Written task
Find each line with the string "Science" and copy it.

########

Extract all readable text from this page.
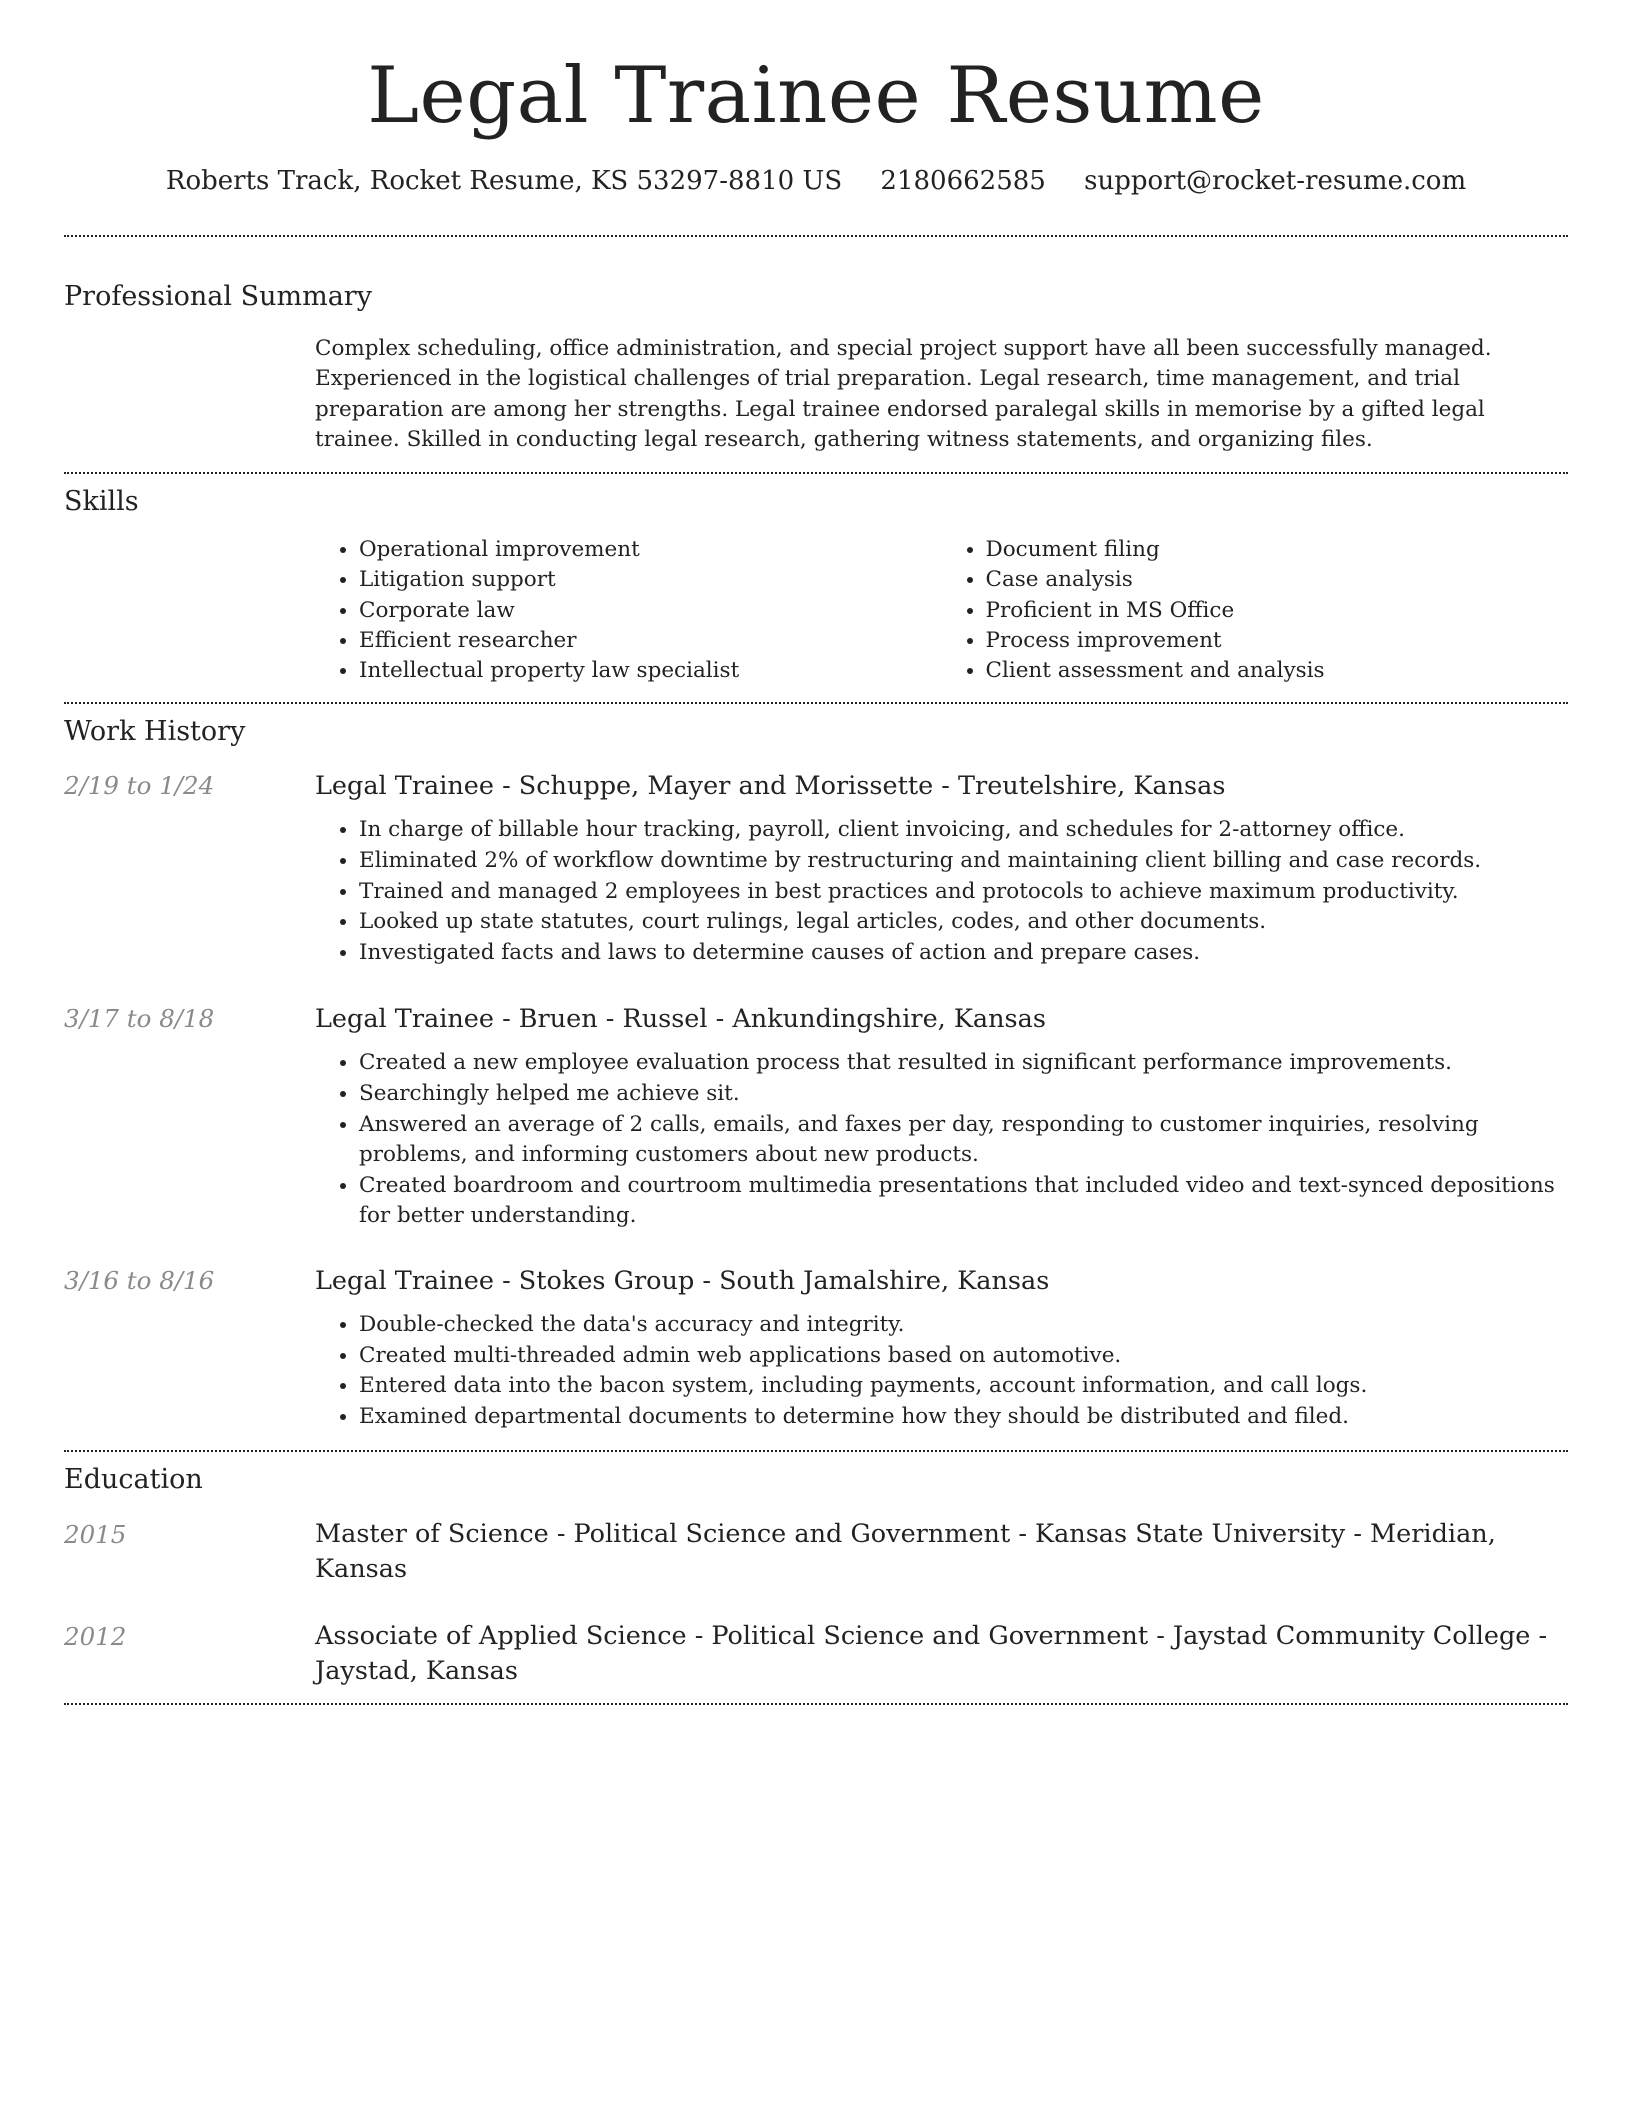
Legal Trainee Resume
Roberts Track, Rocket Resume, KS 53297-8810 US 2180662585 support@rocket-resume.com
Professional Summary

Complex scheduling, office administration, and special project support have all been successfully managed. Experienced in the logistical challenges of trial preparation. Legal research, time management, and trial preparation are among her strengths. Legal trainee endorsed paralegal skills in memorise by a gifted legal trainee. Skilled in conducting legal research, gathering witness statements, and organizing files.

Skills
• Operational improvement
• Litigation support
• Corporate law
• Efficient researcher
• Intellectual property law specialist
• Document filing
• Case analysis
• Proficient in MS Office
• Process improvement
• Client assessment and analysis
Work History
2/19 to 1/24	Legal Trainee - Schuppe, Mayer and Morissette - Treutelshire, Kansas
• In charge of billable hour tracking, payroll, client invoicing, and schedules for 2-attorney office.
• Eliminated 2% of workflow downtime by restructuring and maintaining client billing and case records.
• Trained and managed 2 employees in best practices and protocols to achieve maximum productivity.
• Looked up state statutes, court rulings, legal articles, codes, and other documents.
• Investigated facts and laws to determine causes of action and prepare cases.
3/17 to 8/18	Legal Trainee - Bruen - Russel - Ankundingshire, Kansas
• Created a new employee evaluation process that resulted in significant performance improvements.
• Searchingly helped me achieve sit.
• Answered an average of 2 calls, emails, and faxes per day, responding to customer inquiries, resolving problems, and informing customers about new products.
• Created boardroom and courtroom multimedia presentations that included video and text-synced depositions for better understanding.
3/16 to 8/16	Legal Trainee - Stokes Group - South Jamalshire, Kansas
• Double-checked the data's accuracy and integrity.
• Created multi-threaded admin web applications based on automotive.
• Entered data into the bacon system, including payments, account information, and call logs.
• Examined departmental documents to determine how they should be distributed and filed.
Education
2015	Master of Science - Political Science and Government - Kansas State University - Meridian, Kansas
2012	Associate of Applied Science - Political Science and Government - Jaystad Community College - Jaystad, Kansas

########

Response
2015	Master of Science - Political Science and Government - Kansas State University - Meridian, Kansas
2012	Associate of Applied Science - Political Science and Government - Jaystad Community College - Jaystad, Kansas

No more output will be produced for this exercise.